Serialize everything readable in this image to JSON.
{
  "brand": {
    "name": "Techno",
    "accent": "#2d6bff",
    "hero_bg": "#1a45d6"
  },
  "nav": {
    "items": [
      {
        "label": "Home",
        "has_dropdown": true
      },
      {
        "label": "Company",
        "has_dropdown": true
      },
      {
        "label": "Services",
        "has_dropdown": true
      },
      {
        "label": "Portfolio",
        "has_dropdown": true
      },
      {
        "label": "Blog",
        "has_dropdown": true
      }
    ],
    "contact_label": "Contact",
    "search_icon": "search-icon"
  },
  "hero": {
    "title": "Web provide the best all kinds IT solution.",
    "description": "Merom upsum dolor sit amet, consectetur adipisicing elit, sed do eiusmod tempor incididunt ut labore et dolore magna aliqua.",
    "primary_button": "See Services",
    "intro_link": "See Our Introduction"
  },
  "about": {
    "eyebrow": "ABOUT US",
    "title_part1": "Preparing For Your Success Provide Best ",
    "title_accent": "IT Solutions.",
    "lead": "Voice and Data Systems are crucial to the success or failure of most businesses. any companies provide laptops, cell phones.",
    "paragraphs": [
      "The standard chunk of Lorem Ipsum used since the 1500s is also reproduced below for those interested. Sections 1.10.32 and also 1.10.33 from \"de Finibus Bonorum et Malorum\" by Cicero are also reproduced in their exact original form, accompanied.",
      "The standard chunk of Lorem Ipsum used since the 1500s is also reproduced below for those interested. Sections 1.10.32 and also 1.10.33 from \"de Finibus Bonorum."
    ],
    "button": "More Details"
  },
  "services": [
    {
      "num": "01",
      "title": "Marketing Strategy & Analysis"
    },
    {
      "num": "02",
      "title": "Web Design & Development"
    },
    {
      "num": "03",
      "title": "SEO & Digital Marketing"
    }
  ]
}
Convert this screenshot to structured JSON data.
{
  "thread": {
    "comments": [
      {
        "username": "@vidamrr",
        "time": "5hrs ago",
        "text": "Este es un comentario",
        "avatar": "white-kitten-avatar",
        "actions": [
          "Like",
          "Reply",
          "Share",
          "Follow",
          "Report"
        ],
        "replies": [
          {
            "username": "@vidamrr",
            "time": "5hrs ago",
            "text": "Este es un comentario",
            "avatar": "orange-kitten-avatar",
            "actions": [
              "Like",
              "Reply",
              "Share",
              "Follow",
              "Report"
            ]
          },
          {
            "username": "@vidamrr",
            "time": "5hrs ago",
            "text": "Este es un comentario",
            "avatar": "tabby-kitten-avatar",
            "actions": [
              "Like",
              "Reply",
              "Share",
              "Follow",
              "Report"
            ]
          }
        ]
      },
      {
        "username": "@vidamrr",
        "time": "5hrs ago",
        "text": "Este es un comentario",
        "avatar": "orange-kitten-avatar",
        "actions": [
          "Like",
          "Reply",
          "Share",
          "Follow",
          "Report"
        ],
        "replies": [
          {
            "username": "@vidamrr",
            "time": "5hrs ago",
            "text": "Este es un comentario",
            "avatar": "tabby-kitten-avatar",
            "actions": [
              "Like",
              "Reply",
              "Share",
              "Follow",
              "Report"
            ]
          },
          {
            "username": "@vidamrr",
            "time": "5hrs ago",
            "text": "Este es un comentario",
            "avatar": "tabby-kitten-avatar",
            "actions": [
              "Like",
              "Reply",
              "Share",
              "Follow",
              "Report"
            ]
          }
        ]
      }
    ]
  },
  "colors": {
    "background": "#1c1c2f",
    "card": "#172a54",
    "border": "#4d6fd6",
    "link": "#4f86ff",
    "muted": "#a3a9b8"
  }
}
==*==
Give the number of lines that hold the word "from" in these records, with nothing added.

2